- **Provided information**:
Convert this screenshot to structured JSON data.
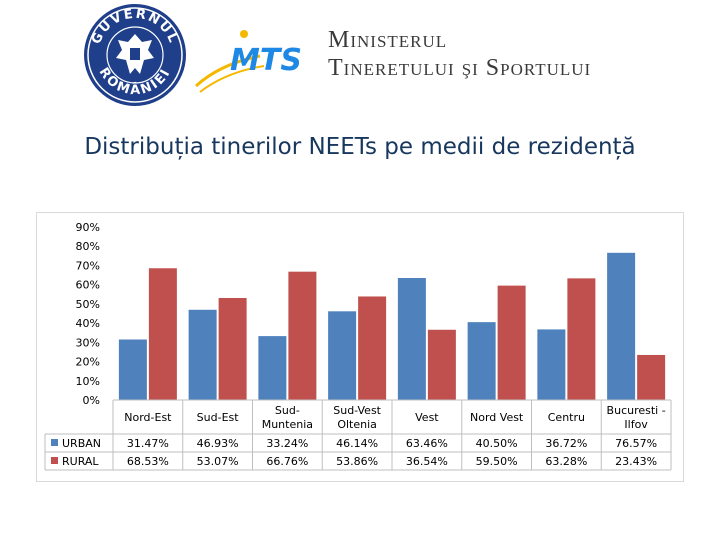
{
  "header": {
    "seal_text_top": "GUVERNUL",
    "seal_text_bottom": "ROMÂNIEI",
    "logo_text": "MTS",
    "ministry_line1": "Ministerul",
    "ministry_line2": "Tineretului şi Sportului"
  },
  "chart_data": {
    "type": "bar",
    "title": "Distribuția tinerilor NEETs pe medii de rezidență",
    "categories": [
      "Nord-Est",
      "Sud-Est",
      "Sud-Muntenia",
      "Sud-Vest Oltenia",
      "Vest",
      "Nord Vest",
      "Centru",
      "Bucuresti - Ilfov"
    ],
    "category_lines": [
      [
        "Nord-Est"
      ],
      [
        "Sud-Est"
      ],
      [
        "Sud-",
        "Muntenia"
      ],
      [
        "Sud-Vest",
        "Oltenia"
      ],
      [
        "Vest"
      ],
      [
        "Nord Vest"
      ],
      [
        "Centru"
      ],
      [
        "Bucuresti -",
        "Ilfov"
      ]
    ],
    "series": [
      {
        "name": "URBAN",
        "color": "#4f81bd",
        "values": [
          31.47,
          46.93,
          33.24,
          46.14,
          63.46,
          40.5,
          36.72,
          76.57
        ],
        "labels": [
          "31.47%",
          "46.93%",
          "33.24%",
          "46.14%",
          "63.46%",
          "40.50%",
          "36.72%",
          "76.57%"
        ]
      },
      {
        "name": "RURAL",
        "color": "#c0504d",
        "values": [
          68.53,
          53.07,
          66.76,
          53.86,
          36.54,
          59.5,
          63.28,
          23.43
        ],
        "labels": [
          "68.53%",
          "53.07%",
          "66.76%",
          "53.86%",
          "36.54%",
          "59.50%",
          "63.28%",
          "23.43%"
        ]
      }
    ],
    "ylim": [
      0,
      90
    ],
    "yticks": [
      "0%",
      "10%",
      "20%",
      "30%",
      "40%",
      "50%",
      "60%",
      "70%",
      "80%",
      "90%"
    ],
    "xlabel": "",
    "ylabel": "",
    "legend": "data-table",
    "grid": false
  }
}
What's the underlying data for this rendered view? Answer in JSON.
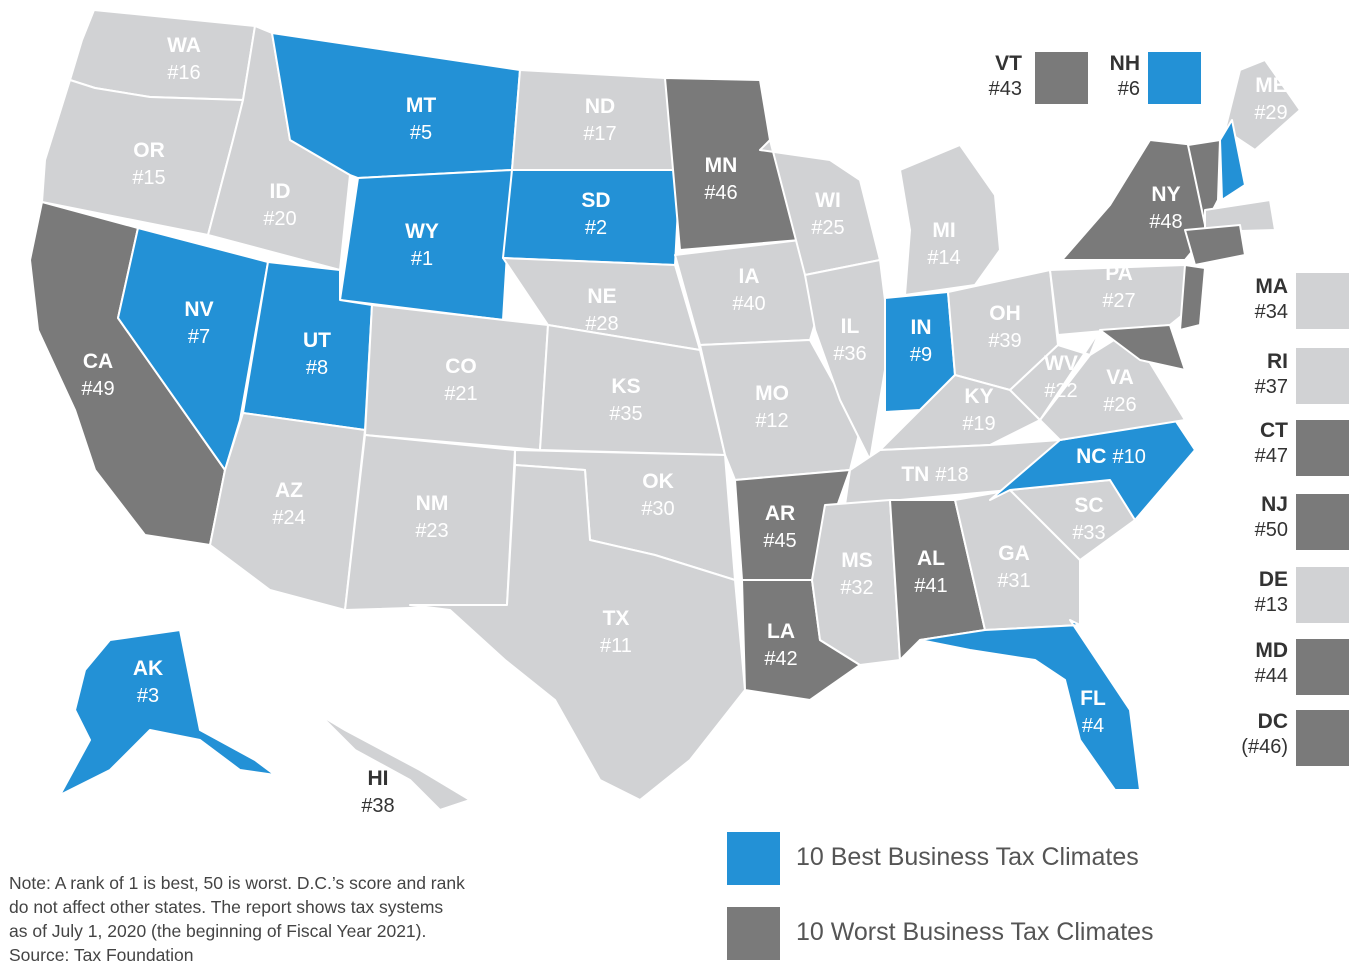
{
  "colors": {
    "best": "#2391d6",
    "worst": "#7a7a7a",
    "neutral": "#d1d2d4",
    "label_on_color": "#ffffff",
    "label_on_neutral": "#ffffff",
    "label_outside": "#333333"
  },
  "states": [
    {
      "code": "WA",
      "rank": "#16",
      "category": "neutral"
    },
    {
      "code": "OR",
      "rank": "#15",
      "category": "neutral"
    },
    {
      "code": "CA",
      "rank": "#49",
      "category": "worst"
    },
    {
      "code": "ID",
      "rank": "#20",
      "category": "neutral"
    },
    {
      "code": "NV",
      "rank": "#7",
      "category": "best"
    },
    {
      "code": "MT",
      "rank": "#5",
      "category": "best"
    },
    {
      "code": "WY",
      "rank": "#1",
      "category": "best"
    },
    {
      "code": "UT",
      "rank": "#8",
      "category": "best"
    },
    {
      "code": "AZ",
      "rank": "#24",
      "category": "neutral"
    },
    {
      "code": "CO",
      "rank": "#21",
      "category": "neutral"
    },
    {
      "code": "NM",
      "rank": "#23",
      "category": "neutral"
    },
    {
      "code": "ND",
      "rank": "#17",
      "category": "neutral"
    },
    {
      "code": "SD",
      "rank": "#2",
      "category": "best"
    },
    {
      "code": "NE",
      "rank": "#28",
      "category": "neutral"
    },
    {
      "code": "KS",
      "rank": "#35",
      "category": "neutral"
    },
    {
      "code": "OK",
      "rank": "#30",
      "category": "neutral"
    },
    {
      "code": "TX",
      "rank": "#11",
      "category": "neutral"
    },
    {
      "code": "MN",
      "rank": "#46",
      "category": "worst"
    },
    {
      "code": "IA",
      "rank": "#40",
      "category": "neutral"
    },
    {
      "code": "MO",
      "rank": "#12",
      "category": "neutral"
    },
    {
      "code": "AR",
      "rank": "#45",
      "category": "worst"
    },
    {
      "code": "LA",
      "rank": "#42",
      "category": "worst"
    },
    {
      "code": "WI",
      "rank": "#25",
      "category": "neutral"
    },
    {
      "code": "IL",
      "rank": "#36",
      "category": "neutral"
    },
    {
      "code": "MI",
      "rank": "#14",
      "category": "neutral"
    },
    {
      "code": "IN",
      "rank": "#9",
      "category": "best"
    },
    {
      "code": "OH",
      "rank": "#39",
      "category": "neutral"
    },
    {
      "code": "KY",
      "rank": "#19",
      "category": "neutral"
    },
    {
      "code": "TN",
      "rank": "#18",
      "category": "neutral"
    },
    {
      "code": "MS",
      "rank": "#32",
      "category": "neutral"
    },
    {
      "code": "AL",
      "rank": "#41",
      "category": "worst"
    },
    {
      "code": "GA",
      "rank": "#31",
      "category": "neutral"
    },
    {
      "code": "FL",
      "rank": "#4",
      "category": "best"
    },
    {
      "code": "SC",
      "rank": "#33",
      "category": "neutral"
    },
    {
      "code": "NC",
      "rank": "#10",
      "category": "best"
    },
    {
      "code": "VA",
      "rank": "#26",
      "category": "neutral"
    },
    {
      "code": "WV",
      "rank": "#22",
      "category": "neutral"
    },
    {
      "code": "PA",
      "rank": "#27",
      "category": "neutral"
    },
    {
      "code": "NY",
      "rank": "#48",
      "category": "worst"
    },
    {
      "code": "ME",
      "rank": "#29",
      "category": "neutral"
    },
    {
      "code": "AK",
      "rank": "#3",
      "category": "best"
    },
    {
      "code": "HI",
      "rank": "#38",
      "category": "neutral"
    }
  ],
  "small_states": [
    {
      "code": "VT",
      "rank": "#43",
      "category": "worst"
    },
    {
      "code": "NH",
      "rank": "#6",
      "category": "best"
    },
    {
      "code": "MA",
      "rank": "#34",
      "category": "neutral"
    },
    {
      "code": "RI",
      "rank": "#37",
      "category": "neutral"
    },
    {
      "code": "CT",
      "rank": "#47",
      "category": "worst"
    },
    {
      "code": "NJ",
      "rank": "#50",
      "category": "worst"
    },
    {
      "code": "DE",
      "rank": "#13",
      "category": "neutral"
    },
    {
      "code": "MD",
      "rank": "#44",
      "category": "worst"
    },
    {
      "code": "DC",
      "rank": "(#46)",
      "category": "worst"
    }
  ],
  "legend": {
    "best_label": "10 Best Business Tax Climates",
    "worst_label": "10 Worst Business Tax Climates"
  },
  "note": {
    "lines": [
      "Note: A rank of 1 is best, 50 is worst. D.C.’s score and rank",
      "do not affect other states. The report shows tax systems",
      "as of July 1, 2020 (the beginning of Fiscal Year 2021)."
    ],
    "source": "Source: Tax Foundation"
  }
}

==

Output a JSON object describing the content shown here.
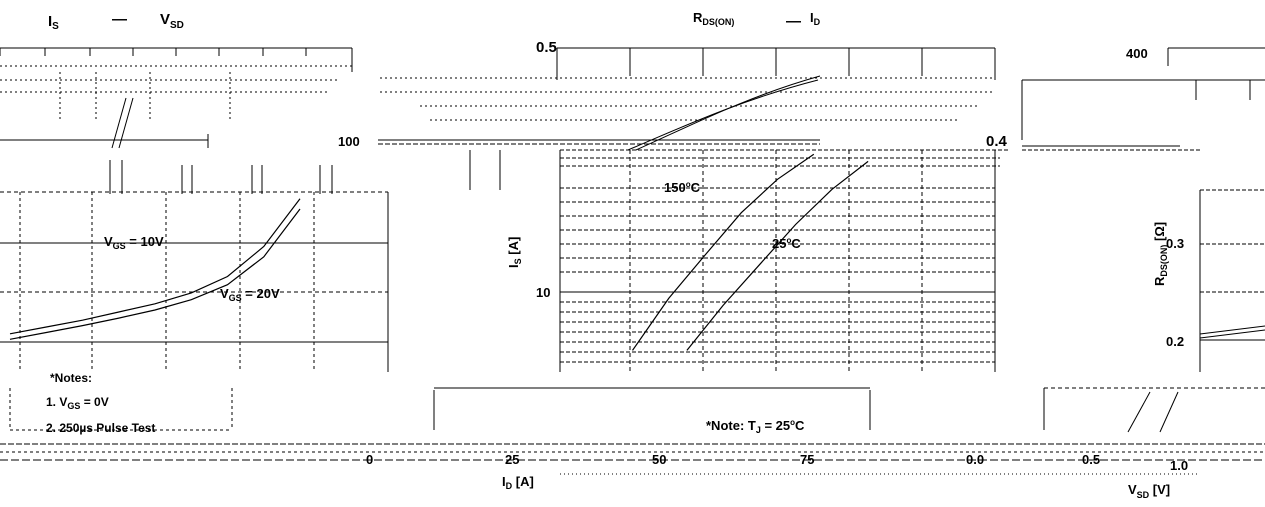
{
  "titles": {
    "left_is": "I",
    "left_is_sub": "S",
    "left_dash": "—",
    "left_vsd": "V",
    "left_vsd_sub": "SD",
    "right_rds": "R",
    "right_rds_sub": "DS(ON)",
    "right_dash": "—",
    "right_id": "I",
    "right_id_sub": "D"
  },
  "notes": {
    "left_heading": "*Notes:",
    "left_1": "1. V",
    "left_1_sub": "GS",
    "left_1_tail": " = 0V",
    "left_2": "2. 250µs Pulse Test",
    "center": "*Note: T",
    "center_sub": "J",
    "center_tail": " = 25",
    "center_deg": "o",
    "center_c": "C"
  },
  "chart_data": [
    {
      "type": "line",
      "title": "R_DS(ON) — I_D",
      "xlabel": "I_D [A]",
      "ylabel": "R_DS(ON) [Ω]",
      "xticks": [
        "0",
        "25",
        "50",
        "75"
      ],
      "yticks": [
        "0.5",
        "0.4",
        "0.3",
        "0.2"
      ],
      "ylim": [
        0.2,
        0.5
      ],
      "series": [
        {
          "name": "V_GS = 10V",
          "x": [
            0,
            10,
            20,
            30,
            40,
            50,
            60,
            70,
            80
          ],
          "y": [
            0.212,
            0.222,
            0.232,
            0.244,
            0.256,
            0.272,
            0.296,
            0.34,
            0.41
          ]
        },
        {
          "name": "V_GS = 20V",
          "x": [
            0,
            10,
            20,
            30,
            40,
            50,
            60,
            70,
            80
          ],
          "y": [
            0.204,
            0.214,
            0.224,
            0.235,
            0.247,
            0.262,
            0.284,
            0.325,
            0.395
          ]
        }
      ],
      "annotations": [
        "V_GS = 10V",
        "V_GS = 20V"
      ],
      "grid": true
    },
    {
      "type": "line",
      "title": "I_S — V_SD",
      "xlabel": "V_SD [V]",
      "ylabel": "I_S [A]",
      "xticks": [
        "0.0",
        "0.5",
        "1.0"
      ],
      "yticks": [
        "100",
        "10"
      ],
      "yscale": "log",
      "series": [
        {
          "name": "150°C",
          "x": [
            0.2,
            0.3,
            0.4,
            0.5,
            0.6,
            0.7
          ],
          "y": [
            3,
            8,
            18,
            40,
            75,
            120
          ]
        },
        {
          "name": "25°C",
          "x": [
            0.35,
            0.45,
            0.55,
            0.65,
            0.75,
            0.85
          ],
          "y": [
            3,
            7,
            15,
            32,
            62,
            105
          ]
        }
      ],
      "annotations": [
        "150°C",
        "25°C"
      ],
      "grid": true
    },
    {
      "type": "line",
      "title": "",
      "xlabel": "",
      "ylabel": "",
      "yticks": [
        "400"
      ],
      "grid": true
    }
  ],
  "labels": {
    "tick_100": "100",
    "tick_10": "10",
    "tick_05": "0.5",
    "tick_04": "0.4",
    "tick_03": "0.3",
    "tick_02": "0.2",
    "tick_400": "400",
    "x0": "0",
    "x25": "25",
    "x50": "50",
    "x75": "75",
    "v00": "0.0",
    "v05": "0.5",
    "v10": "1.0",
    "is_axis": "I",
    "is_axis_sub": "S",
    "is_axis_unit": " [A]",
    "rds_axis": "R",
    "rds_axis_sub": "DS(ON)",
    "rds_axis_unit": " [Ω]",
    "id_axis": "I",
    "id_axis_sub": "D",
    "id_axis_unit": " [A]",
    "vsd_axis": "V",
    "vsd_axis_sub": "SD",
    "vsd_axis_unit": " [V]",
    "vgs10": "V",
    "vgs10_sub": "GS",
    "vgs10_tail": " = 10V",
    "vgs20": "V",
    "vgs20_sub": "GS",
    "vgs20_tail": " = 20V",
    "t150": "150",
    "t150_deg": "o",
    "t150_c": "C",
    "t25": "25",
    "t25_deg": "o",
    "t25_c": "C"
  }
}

- **Work to be completed**: Tell how many lines in the material contain the word "Nord". Only the number is wanted.

- **Written response**: 4